Return all the entries exactly, keeping pictures out.

_Entries provided_
_ _ _ _ _

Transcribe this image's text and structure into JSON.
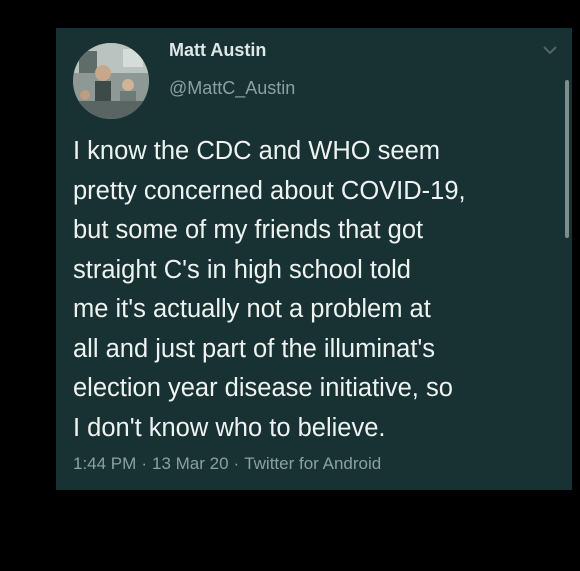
{
  "author": {
    "display_name": "Matt Austin",
    "handle": "@MattC_Austin"
  },
  "tweet": {
    "lines": [
      "I know the CDC and WHO seem",
      "pretty concerned about COVID-19,",
      "but some of my friends that got",
      "straight C's in high school told",
      "me it's actually not a problem at",
      "all and just part of the illuminat's",
      "election year disease initiative, so",
      "I don't know who to believe."
    ]
  },
  "meta": {
    "time": "1:44 PM",
    "date": "13 Mar 20",
    "source": "Twitter for Android",
    "separator": "·"
  },
  "icons": {
    "menu": "chevron-down-icon"
  },
  "colors": {
    "card_background": "#183132",
    "page_background": "#000000",
    "text_primary": "#eef3f2",
    "text_secondary": "#8aa19f"
  }
}
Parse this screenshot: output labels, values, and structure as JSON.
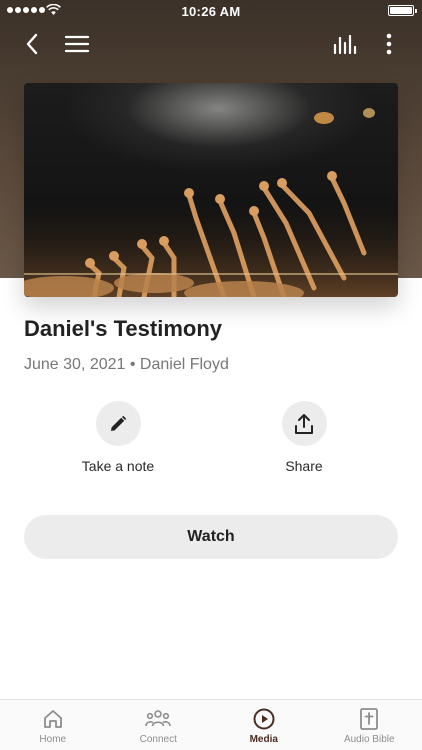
{
  "status_bar": {
    "time": "10:26 AM"
  },
  "colors": {
    "header_brown": "#5a493b",
    "accent_active": "#4a2d20",
    "button_bg": "#ececed"
  },
  "nav": {
    "left_icons": [
      "back-chevron-icon",
      "menu-icon"
    ],
    "right_icons": [
      "equalizer-icon",
      "more-vertical-icon"
    ]
  },
  "media": {
    "title": "Daniel's Testimony",
    "meta": "June 30, 2021 • Daniel Floyd"
  },
  "actions": [
    {
      "label": "Take a note",
      "icon": "pencil-icon"
    },
    {
      "label": "Share",
      "icon": "share-icon"
    }
  ],
  "watch_label": "Watch",
  "tabs": [
    {
      "label": "Home",
      "icon": "home-icon",
      "active": false
    },
    {
      "label": "Connect",
      "icon": "people-icon",
      "active": false
    },
    {
      "label": "Media",
      "icon": "play-circle-icon",
      "active": true
    },
    {
      "label": "Audio Bible",
      "icon": "bible-icon",
      "active": false
    }
  ]
}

_ _ _ _ _

_The response_
Transcribe this image's text and structure into JSON.
{
  "author": {
    "display_name": "Matt Austin",
    "handle": "@MattC_Austin"
  },
  "tweet": {
    "lines": [
      "I know the CDC and WHO seem",
      "pretty concerned about COVID-19,",
      "but some of my friends that got",
      "straight C's in high school told",
      "me it's actually not a problem at",
      "all and just part of the illuminat's",
      "election year disease initiative, so",
      "I don't know who to believe."
    ]
  },
  "meta": {
    "time": "1:44 PM",
    "date": "13 Mar 20",
    "source": "Twitter for Android",
    "separator": "·"
  },
  "icons": {
    "menu": "chevron-down-icon"
  },
  "colors": {
    "card_background": "#183132",
    "page_background": "#000000",
    "text_primary": "#eef3f2",
    "text_secondary": "#8aa19f"
  }
}
Parse this screenshot: output labels, values, and structure as JSON.
{
  "status_bar": {
    "time": "10:26 AM"
  },
  "colors": {
    "header_brown": "#5a493b",
    "accent_active": "#4a2d20",
    "button_bg": "#ececed"
  },
  "nav": {
    "left_icons": [
      "back-chevron-icon",
      "menu-icon"
    ],
    "right_icons": [
      "equalizer-icon",
      "more-vertical-icon"
    ]
  },
  "media": {
    "title": "Daniel's Testimony",
    "meta": "June 30, 2021 • Daniel Floyd"
  },
  "actions": [
    {
      "label": "Take a note",
      "icon": "pencil-icon"
    },
    {
      "label": "Share",
      "icon": "share-icon"
    }
  ],
  "watch_label": "Watch",
  "tabs": [
    {
      "label": "Home",
      "icon": "home-icon",
      "active": false
    },
    {
      "label": "Connect",
      "icon": "people-icon",
      "active": false
    },
    {
      "label": "Media",
      "icon": "play-circle-icon",
      "active": true
    },
    {
      "label": "Audio Bible",
      "icon": "bible-icon",
      "active": false
    }
  ]
}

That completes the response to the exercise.